TASK DETAILS:
Copy, in full, each line of the material that holds the word "perpendiculares".

INFORMATION SHOWN:
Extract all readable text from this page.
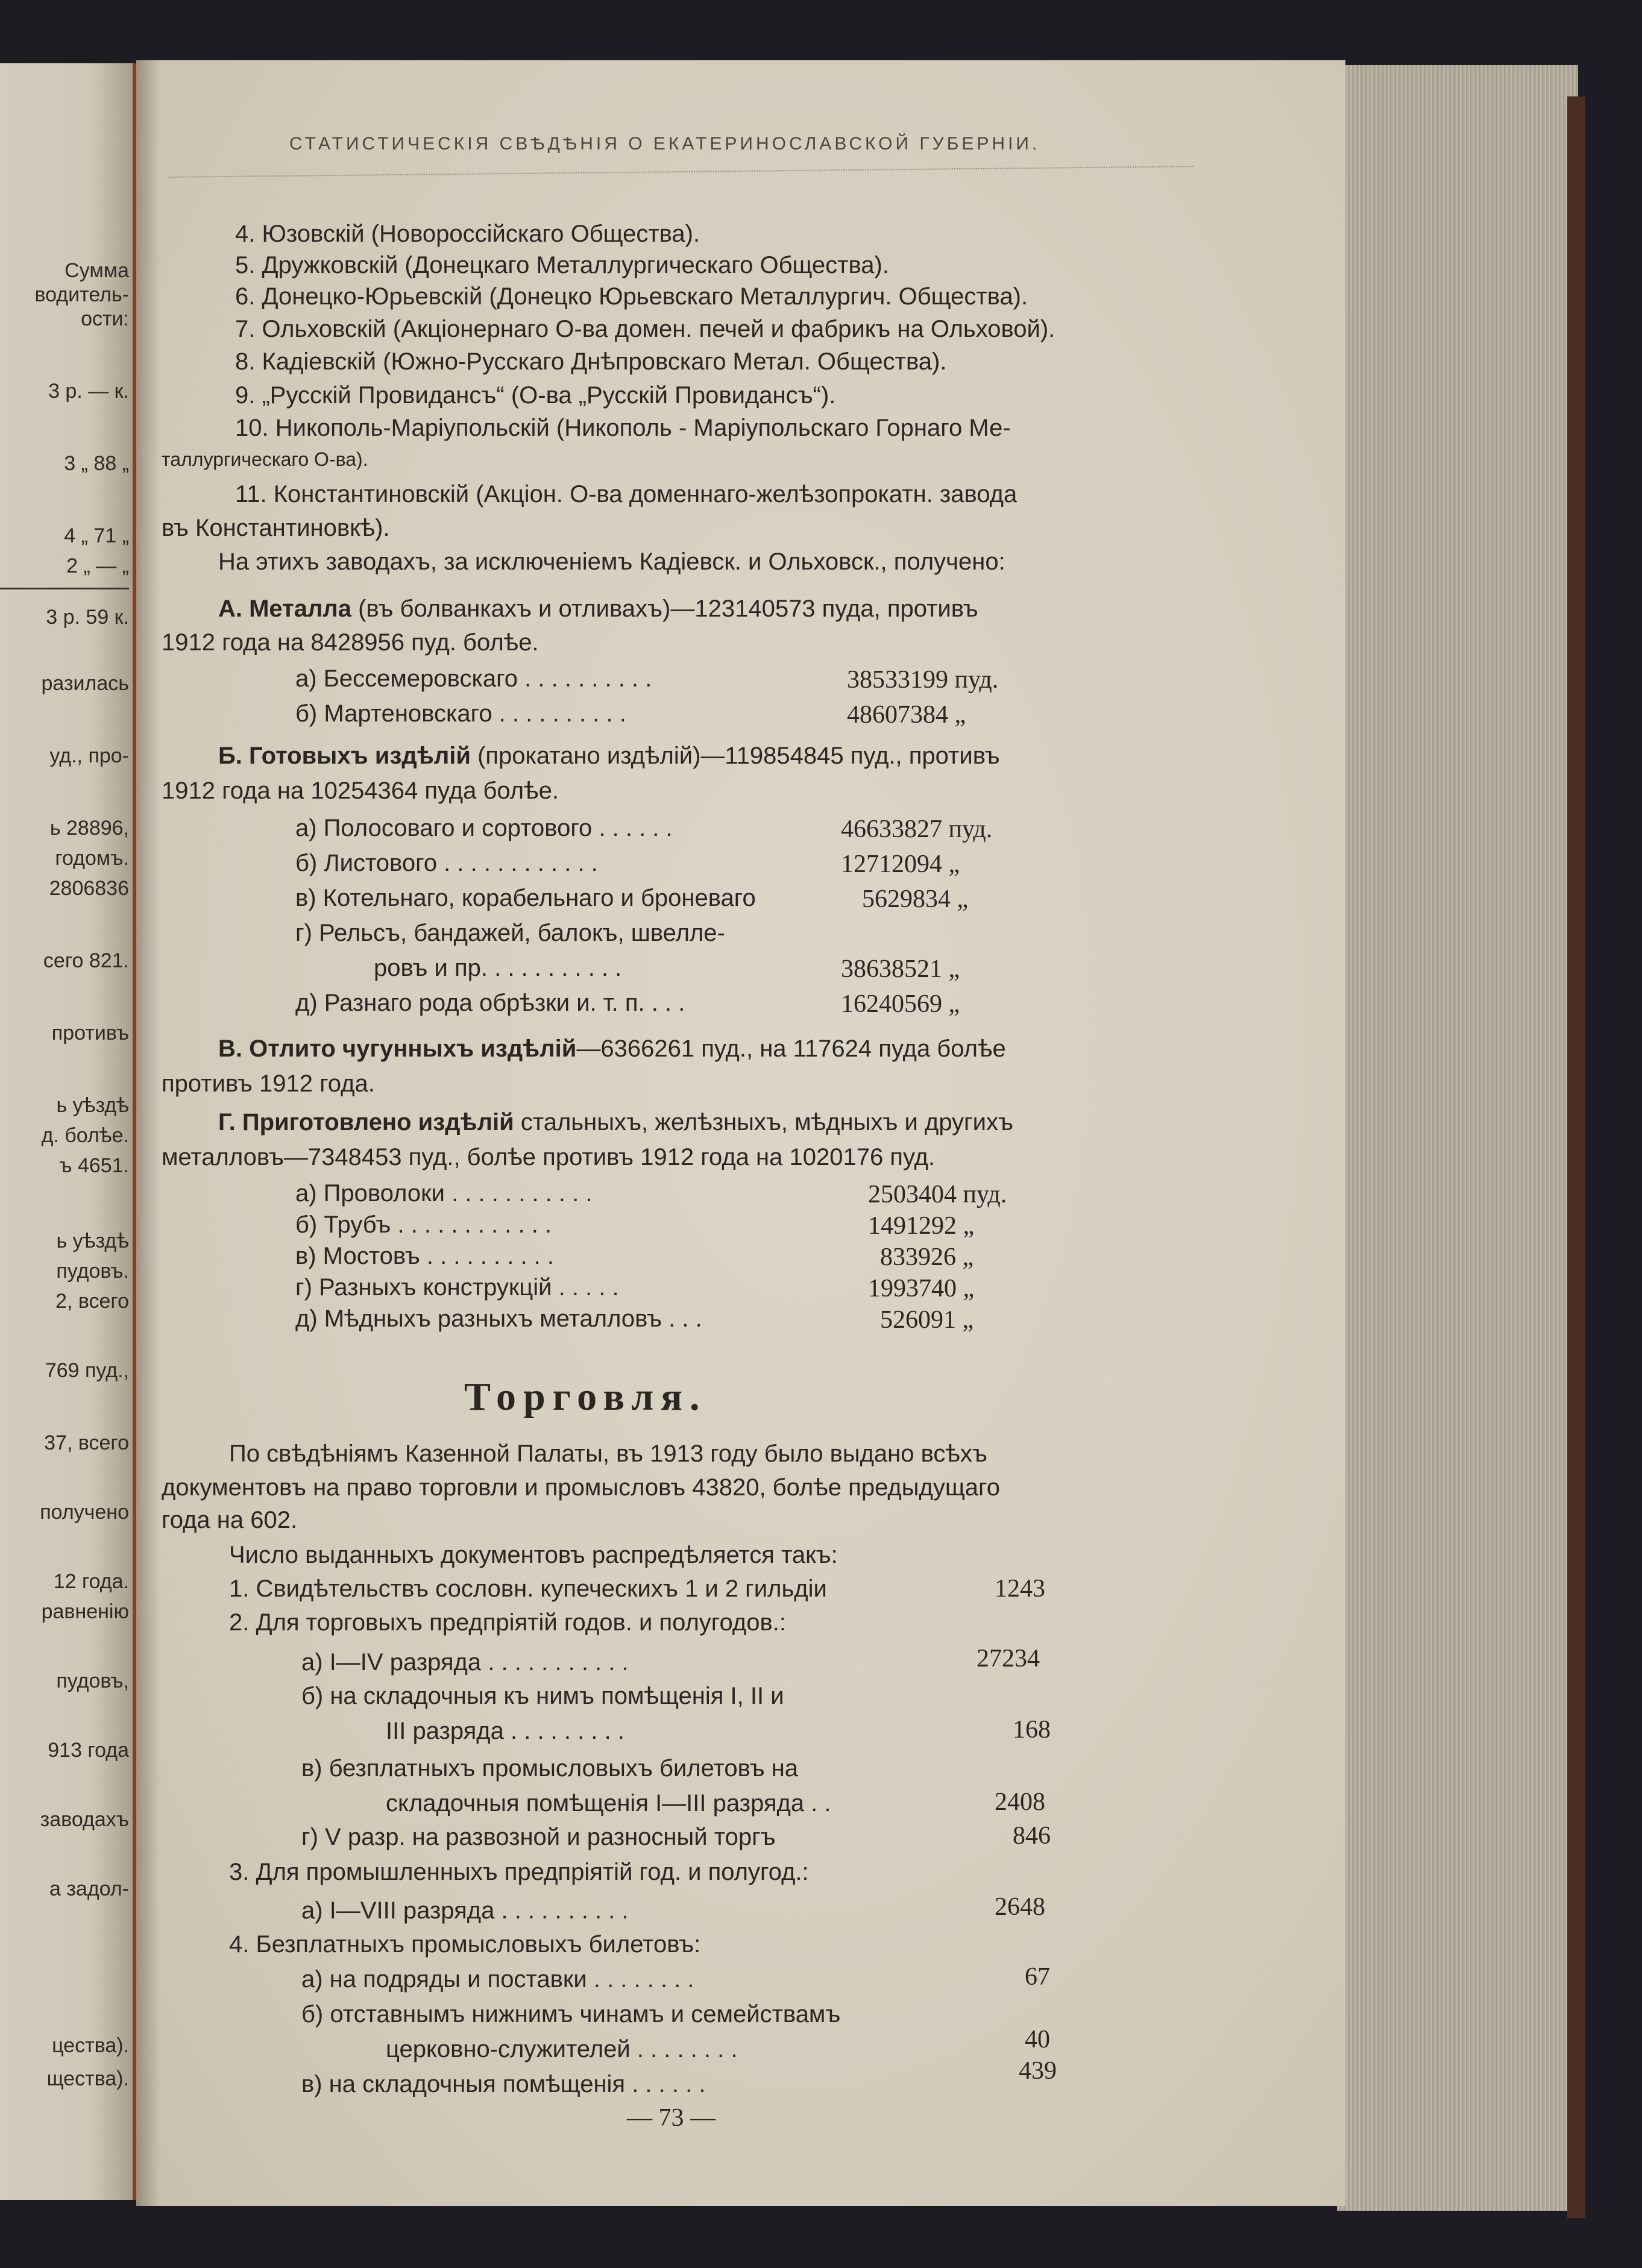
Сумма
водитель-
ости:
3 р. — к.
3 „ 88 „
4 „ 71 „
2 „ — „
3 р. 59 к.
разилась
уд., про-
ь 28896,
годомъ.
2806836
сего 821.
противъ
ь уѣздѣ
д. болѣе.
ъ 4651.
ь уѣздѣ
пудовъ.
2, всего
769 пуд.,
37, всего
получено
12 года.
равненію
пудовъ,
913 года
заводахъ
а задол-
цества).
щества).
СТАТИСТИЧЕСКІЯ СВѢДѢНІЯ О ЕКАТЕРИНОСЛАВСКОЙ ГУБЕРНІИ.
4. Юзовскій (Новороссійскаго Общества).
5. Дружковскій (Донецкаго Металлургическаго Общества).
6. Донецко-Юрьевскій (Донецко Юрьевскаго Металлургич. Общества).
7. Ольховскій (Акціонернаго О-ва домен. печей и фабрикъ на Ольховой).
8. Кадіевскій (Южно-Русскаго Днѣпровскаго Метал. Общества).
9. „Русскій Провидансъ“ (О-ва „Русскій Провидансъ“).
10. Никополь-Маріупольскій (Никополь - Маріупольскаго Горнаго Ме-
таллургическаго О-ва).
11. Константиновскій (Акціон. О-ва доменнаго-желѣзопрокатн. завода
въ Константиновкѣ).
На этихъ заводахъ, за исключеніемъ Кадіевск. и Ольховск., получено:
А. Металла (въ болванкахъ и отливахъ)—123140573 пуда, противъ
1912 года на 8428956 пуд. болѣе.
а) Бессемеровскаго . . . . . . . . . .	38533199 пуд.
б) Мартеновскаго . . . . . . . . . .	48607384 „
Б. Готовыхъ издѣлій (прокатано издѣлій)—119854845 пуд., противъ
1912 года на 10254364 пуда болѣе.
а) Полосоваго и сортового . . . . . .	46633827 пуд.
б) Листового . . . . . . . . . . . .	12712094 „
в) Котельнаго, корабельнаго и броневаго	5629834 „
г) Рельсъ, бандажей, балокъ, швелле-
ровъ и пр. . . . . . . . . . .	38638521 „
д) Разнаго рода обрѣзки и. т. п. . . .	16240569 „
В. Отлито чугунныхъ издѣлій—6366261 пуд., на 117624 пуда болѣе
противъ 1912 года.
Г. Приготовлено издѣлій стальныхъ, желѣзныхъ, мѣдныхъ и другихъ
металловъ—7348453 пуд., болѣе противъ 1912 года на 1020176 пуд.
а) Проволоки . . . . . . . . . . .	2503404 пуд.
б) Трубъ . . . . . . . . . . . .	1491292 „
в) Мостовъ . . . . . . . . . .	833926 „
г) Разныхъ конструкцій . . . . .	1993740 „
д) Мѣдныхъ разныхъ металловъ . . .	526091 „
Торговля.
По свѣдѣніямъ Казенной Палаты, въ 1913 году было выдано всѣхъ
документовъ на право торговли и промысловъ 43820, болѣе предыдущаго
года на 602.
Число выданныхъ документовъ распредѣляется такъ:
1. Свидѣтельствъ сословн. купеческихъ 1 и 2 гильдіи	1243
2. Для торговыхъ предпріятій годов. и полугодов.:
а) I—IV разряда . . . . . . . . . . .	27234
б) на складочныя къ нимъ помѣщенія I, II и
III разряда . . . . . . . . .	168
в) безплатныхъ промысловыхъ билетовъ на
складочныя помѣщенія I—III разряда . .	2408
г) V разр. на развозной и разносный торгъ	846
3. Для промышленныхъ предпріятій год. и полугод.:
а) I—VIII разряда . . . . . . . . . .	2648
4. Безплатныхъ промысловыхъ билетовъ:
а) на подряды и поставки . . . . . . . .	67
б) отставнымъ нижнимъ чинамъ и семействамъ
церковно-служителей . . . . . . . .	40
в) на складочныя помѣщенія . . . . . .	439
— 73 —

--

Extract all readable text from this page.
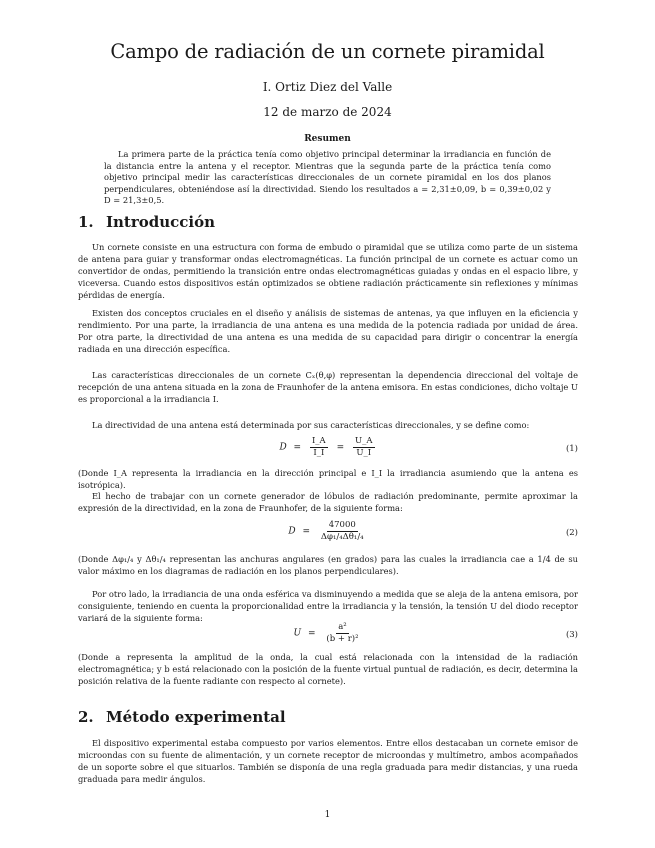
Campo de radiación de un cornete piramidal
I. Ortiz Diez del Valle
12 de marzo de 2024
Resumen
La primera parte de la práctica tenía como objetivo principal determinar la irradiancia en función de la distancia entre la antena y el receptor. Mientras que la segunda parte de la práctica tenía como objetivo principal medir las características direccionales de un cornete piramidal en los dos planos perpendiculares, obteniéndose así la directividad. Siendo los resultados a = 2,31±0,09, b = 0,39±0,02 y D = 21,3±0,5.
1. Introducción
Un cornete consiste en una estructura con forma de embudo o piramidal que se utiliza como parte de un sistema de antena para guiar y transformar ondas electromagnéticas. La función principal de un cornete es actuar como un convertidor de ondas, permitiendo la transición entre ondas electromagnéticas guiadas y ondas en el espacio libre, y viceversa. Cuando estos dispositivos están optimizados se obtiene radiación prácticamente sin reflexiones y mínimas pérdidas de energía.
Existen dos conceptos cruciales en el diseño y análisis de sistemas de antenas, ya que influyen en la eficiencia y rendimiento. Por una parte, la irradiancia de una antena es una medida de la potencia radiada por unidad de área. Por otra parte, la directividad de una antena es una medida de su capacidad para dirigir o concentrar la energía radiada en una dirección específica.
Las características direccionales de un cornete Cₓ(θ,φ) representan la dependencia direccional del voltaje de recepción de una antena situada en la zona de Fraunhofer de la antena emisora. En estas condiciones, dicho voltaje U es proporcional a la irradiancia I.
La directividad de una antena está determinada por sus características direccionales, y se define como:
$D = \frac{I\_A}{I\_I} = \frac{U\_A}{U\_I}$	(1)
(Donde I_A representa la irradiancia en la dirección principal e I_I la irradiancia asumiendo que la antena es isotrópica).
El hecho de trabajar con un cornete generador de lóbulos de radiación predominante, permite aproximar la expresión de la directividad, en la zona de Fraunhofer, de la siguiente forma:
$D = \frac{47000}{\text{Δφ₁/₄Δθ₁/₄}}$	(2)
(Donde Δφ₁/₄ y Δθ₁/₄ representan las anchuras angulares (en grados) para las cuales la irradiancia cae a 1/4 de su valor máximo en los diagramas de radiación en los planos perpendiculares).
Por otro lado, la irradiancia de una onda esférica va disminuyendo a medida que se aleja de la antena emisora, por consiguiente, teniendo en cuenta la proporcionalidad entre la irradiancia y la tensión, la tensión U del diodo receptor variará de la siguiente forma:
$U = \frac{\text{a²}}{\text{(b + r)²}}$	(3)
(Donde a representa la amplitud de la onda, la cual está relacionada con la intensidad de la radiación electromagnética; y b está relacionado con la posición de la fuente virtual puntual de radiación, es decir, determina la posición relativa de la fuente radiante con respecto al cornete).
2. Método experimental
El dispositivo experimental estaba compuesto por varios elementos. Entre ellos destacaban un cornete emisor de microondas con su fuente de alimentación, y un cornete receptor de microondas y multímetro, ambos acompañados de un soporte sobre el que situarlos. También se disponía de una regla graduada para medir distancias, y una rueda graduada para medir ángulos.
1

EXPECTED OUTPUT:
La primera parte de la práctica tenía como objetivo principal determinar la irradiancia en función de la distancia entre la antena y el receptor. Mientras que la segunda parte de la práctica tenía como objetivo principal medir las características direccionales de un cornete piramidal en los dos planos perpendiculares, obteniéndose así la directividad. Siendo los resultados a = 2,31±0,09, b = 0,39±0,02 y D = 21,3±0,5.
(Donde Δφ₁/₄ y Δθ₁/₄ representan las anchuras angulares (en grados) para las cuales la irradiancia cae a 1/4 de su valor máximo en los diagramas de radiación en los planos perpendiculares).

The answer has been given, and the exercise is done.